>> Begin DATA SUPPLIED
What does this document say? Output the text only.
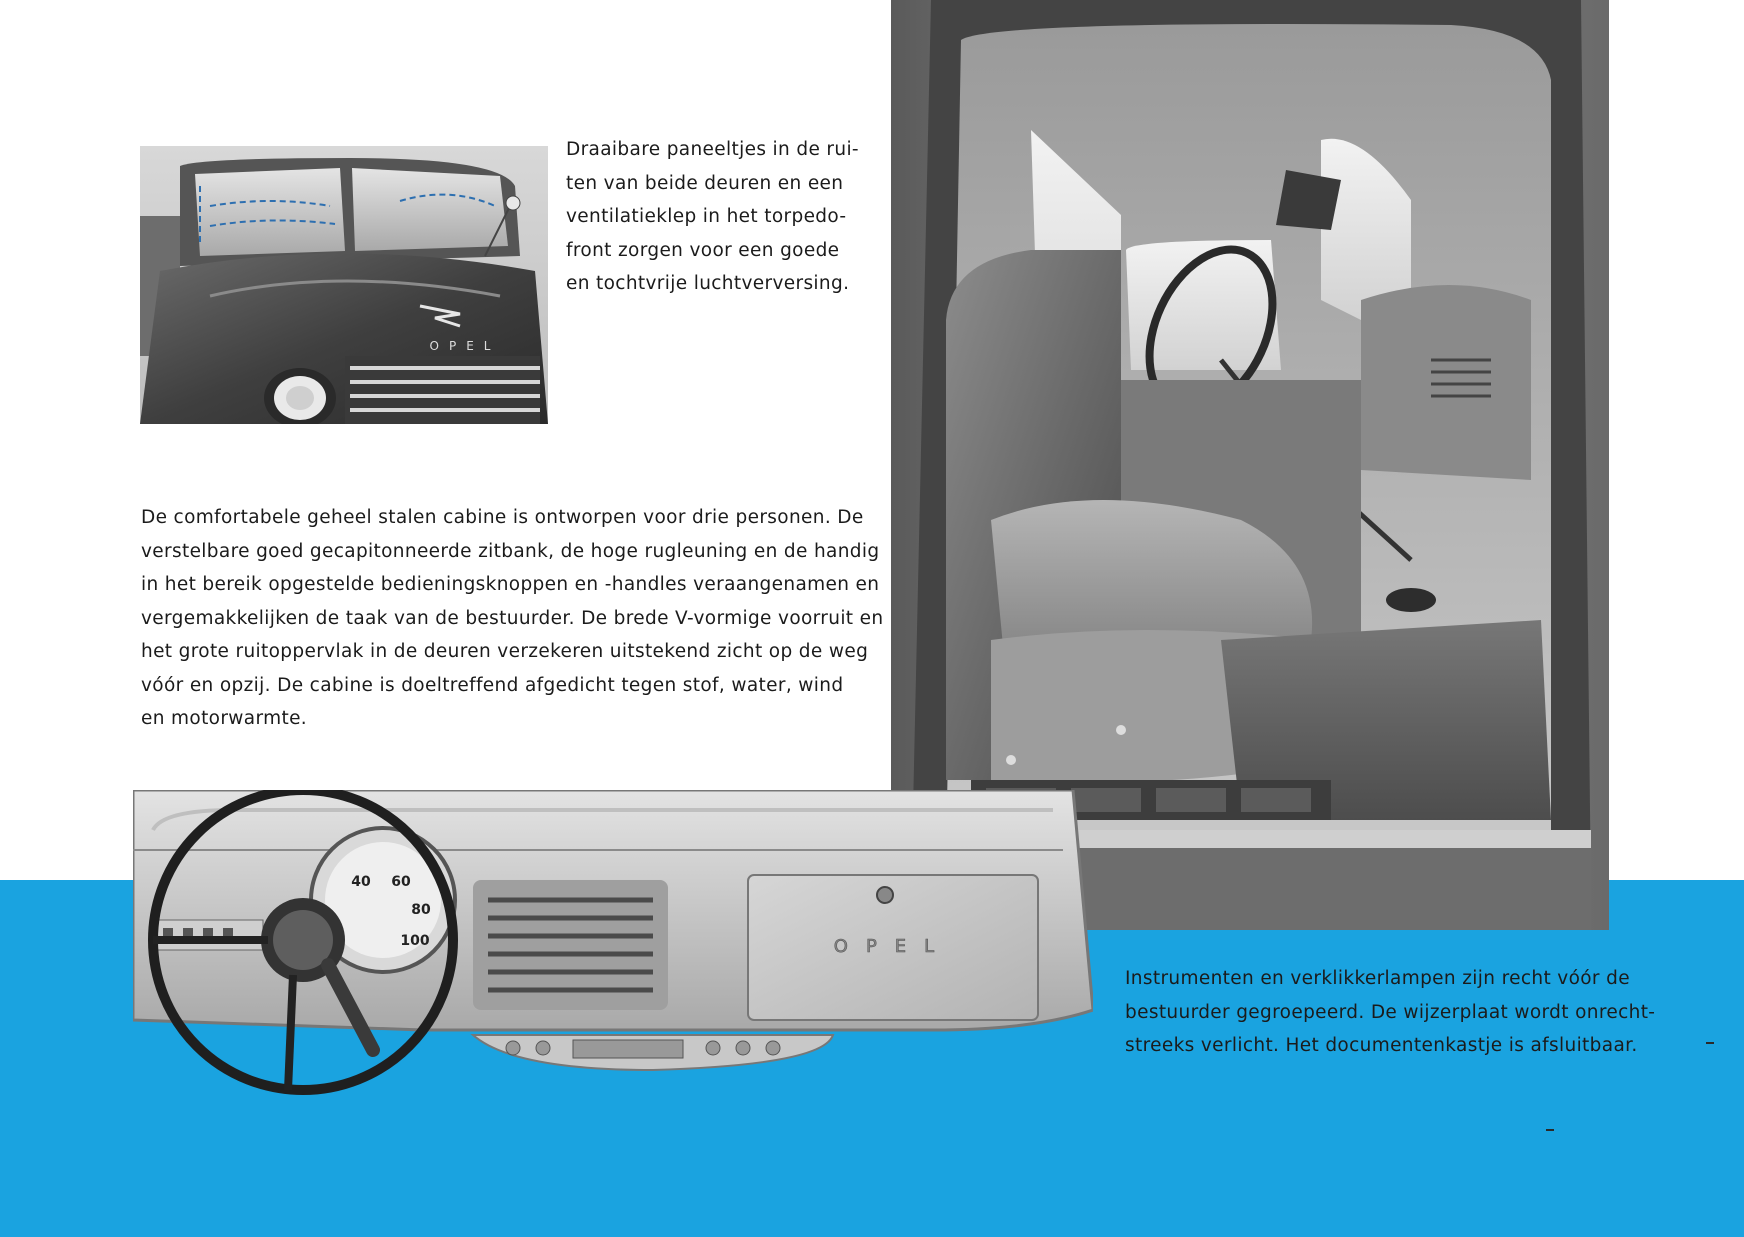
OPEL

Draaibare paneeltjes in de rui-
ten van beide deuren en een
ventilatieklep in het torpedo-
front zorgen voor een goede
en tochtvrije luchtverversing.

De comfortabele geheel stalen cabine is ontworpen voor drie personen. De
verstelbare goed gecapitonneerde zitbank, de hoge rugleuning en de handig
in het bereik opgestelde bedieningsknoppen en -handles veraangenamen en
vergemakkelijken de taak van de bestuurder. De brede V-vormige voorruit en
het grote ruitoppervlak in de deuren verzekeren uitstekend zicht op de weg
vóór en opzij. De cabine is doeltreffend afgedicht tegen stof, water, wind
en motorwarmte.

OPEL
40 60
80
100

Instrumenten en verklikkerlampen zijn recht vóór de
bestuurder gegroepeerd. De wijzerplaat wordt onrecht-
streeks verlicht. Het documentenkastje is afsluitbaar.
>> End DATA SUPPLIED
• **YOUR OBJECTIVE**
Wherever a line in the data above holds "deuren", copy that line.

• **ANSWER TO THE EXERCISE**
ten van beide deuren en een
het grote ruitoppervlak in de deuren verzekeren uitstekend zicht op de weg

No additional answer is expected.